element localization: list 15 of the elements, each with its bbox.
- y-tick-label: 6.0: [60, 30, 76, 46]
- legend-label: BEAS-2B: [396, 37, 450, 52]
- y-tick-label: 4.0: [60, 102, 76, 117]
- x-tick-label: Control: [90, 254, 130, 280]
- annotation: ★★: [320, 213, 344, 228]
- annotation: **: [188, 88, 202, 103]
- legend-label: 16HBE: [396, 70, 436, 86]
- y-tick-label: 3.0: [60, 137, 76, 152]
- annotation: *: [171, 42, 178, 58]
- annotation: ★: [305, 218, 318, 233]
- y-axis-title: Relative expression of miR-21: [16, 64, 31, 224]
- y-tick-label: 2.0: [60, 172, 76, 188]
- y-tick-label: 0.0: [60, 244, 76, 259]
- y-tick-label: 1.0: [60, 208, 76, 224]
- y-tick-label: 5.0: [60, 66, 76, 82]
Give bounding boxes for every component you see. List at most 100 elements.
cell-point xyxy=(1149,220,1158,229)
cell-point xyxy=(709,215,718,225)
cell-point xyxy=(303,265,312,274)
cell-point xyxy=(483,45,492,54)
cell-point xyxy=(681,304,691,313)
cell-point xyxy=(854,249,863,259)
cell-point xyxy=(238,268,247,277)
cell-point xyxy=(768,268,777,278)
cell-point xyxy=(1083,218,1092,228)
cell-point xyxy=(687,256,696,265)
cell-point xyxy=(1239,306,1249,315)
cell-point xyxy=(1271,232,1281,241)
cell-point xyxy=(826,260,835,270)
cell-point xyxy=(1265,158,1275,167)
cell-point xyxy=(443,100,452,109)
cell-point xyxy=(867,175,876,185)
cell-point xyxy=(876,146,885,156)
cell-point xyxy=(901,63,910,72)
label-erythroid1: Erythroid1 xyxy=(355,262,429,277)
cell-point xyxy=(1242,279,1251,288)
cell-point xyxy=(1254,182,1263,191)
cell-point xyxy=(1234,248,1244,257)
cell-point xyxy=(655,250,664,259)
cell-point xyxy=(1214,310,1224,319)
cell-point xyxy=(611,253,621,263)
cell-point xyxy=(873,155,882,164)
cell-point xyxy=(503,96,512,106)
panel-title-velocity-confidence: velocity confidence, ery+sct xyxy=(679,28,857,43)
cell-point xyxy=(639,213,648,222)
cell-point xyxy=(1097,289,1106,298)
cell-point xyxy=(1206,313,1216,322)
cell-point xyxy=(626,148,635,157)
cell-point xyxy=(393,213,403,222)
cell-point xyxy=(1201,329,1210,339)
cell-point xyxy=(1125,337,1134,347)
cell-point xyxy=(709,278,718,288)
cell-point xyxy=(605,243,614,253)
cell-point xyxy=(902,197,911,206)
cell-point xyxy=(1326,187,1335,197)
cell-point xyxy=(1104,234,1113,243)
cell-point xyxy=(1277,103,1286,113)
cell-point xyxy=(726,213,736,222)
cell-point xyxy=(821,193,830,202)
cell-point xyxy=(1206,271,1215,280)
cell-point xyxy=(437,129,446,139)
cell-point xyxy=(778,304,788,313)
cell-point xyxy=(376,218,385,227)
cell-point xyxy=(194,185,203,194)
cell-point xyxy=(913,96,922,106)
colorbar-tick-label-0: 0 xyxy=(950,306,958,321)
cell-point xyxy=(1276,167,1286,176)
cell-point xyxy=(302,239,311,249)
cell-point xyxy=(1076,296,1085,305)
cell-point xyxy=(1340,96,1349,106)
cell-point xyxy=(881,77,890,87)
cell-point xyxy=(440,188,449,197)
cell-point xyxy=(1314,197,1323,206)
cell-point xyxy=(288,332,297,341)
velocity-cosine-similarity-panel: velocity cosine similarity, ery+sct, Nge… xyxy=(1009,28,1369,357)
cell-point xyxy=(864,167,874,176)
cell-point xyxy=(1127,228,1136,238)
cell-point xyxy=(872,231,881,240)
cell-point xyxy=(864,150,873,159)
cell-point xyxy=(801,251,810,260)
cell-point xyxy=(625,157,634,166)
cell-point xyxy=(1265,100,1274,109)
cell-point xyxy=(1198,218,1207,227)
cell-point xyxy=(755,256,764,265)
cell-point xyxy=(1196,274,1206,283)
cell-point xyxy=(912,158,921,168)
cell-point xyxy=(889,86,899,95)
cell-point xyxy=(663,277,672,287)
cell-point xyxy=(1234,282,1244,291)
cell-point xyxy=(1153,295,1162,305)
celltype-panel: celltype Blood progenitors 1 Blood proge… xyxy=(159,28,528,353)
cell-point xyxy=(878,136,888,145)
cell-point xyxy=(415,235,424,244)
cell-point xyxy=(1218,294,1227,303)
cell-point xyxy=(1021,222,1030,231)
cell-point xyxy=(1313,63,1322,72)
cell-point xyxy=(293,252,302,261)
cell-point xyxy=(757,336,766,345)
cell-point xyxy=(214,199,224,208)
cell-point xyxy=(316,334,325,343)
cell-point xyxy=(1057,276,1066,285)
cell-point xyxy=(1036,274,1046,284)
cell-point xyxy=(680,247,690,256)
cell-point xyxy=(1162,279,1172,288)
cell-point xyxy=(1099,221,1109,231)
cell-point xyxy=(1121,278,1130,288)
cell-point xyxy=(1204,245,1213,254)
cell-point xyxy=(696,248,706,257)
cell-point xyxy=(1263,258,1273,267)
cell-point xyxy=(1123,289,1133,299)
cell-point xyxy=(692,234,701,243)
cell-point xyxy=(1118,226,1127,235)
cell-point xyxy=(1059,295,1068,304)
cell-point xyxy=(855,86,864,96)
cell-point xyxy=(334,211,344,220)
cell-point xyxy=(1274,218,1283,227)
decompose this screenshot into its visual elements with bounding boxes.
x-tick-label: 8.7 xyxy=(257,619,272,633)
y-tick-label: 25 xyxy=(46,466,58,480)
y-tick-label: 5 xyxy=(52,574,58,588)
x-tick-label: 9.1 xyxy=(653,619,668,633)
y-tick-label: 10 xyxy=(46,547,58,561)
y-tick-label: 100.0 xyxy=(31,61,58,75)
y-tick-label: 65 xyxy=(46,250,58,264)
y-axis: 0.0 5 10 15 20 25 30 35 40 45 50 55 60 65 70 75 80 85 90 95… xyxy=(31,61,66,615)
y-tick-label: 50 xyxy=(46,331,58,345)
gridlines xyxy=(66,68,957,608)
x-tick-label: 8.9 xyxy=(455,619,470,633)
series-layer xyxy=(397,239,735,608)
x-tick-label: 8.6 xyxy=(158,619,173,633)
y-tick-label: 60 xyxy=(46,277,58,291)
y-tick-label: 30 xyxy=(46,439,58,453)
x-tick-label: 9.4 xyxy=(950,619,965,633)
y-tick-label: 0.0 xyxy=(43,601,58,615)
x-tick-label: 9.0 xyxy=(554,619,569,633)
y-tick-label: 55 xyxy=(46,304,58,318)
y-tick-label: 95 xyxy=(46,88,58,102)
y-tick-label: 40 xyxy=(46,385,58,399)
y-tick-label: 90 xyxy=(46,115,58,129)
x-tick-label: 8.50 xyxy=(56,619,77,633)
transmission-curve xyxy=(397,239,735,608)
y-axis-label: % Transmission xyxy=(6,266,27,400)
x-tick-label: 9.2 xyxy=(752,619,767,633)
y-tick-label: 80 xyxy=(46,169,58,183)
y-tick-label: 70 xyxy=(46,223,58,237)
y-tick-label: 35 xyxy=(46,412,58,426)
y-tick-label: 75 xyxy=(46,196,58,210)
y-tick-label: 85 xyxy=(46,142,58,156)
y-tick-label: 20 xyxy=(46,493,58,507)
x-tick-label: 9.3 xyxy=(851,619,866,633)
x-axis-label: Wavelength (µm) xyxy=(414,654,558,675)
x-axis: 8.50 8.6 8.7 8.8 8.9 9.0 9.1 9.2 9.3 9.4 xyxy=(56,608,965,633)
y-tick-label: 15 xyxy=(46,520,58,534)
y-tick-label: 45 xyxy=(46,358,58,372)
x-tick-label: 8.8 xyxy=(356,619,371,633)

● ● ● ● ●

TASK DIRECTIONS:
Identify every line in the entries above that contains the string "panel", and copy each of those lines. Case counts when matching.

EXPECTED ANSWER:
panel-title-velocity-confidence: velocity confidence, ery+sct xyxy=(679,28,857,43)
velocity-cosine-similarity-panel: velocity cosine similarity, ery+sct, Nge… xyxy=(1009,28,1369,357)
celltype-panel: celltype Blood progenitors 1 Blood proge… xyxy=(159,28,528,353)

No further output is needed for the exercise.